## Task brief:
From the listing below, pull out all lines with "color" in them.

## Excerpted records:

########

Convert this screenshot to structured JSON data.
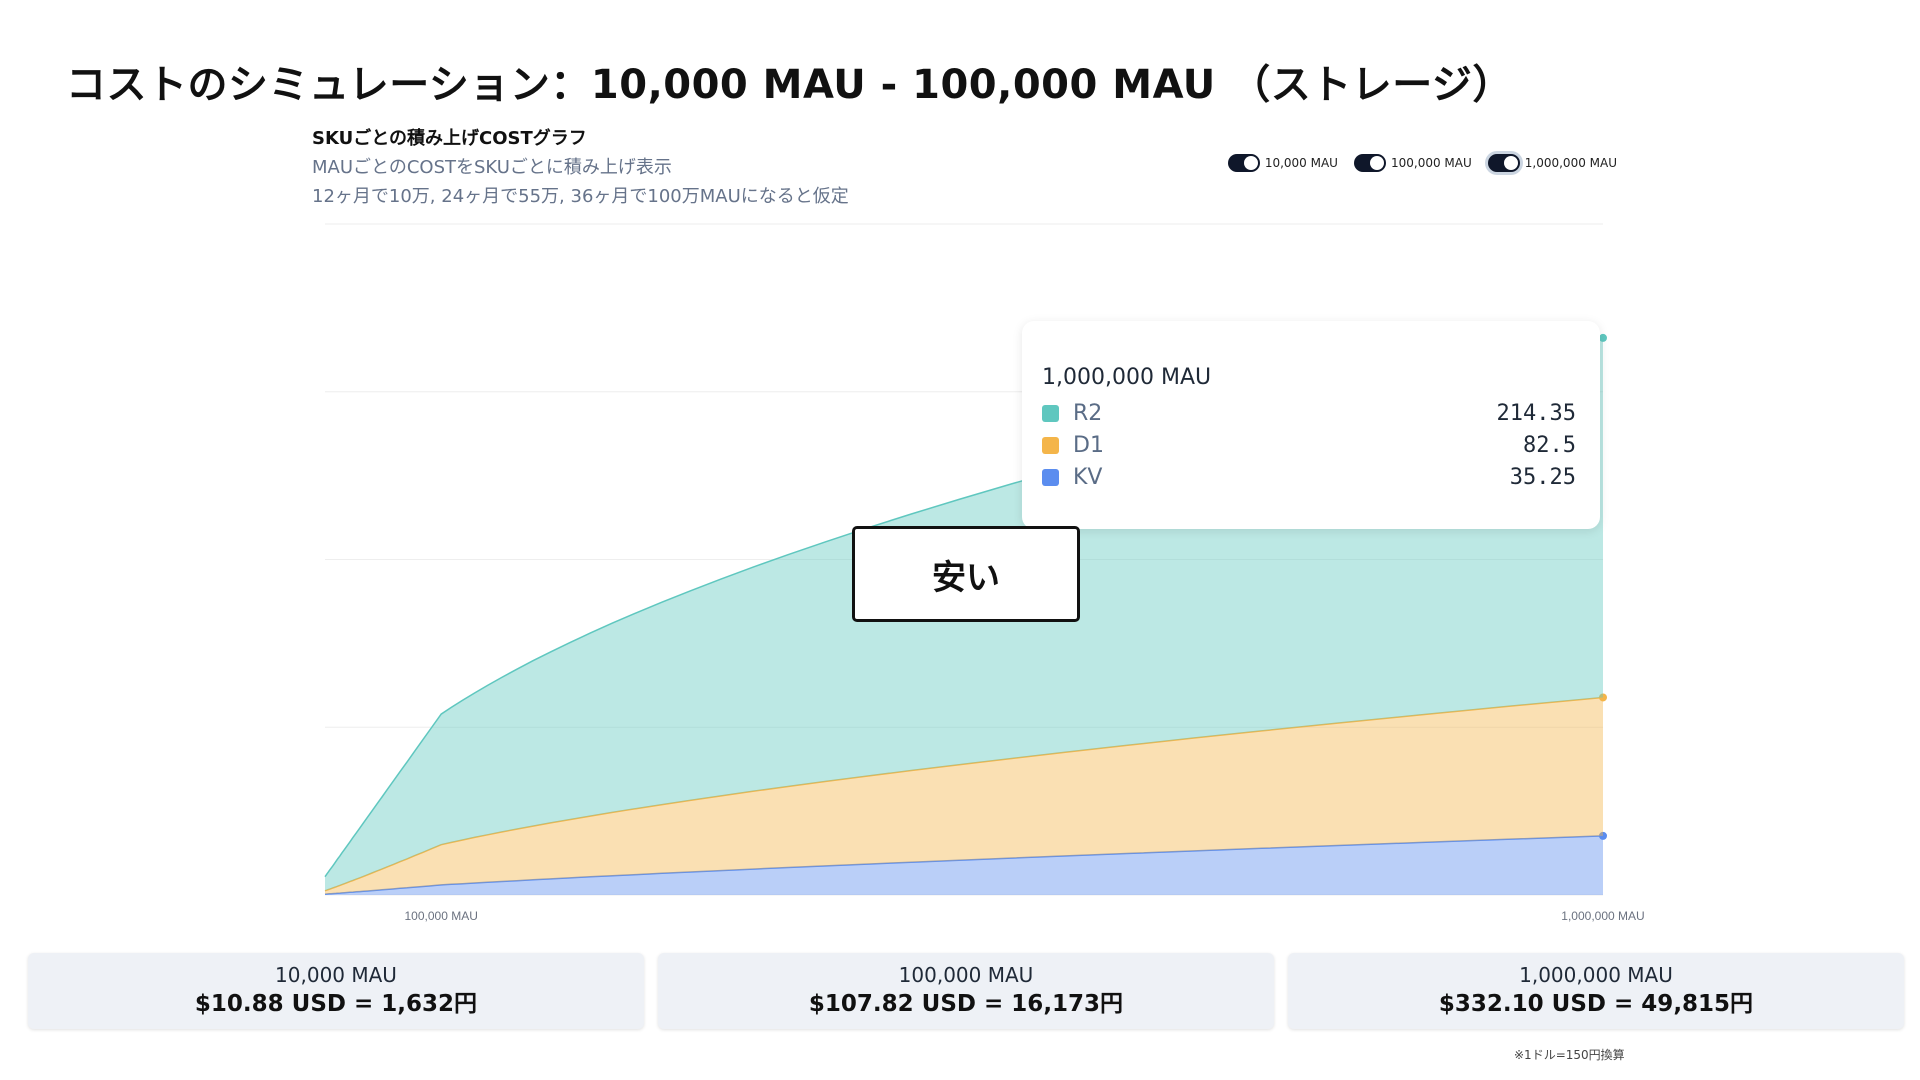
{
  "slide_title": "コストのシミュレーション：10,000 MAU - 100,000 MAU （ストレージ）",
  "card": {
    "title": "SKUごとの積み上げCOSTグラフ",
    "subtitle1": "MAUごとのCOSTをSKUごとに積み上げ表示",
    "subtitle2": "12ヶ月で10万, 24ヶ月で55万, 36ヶ月で100万MAUになると仮定"
  },
  "legend": [
    {
      "label": "10,000 MAU",
      "on": true
    },
    {
      "label": "100,000 MAU",
      "on": true
    },
    {
      "label": "1,000,000 MAU",
      "on": true
    }
  ],
  "callout": "安い",
  "tooltip": {
    "title": "1,000,000 MAU",
    "rows": [
      {
        "name": "R2",
        "value": "214.35",
        "color": "#5fc7bf"
      },
      {
        "name": "D1",
        "value": "82.5",
        "color": "#f4b54a"
      },
      {
        "name": "KV",
        "value": "35.25",
        "color": "#5b8def"
      }
    ]
  },
  "chart_data": {
    "type": "area",
    "stacked": true,
    "x_scale": "log",
    "x_range": [
      10000,
      1000000
    ],
    "x_ticks": [
      "100,000 MAU",
      "1,000,000 MAU"
    ],
    "ylim": [
      0,
      400
    ],
    "grid": "horizontal",
    "x": [
      10000,
      100000,
      1000000
    ],
    "series": [
      {
        "name": "KV",
        "color": "#5b8def",
        "values": [
          0.5,
          6.0,
          35.25
        ]
      },
      {
        "name": "D1",
        "color": "#f4b54a",
        "values": [
          2.0,
          24.0,
          82.5
        ]
      },
      {
        "name": "R2",
        "color": "#5fc7bf",
        "values": [
          8.38,
          77.82,
          214.35
        ]
      }
    ]
  },
  "summary": [
    {
      "label": "10,000 MAU",
      "value": "$10.88 USD = 1,632円"
    },
    {
      "label": "100,000 MAU",
      "value": "$107.82 USD = 16,173円"
    },
    {
      "label": "1,000,000 MAU",
      "value": "$332.10 USD = 49,815円"
    }
  ],
  "footnote": "※1ドル=150円換算"
}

########

## Response:
        "color": "#5fc7bf"
        "color": "#f4b54a"
        "color": "#5b8def"
        "color": "#5b8def",
        "color": "#f4b54a",
        "color": "#5fc7bf",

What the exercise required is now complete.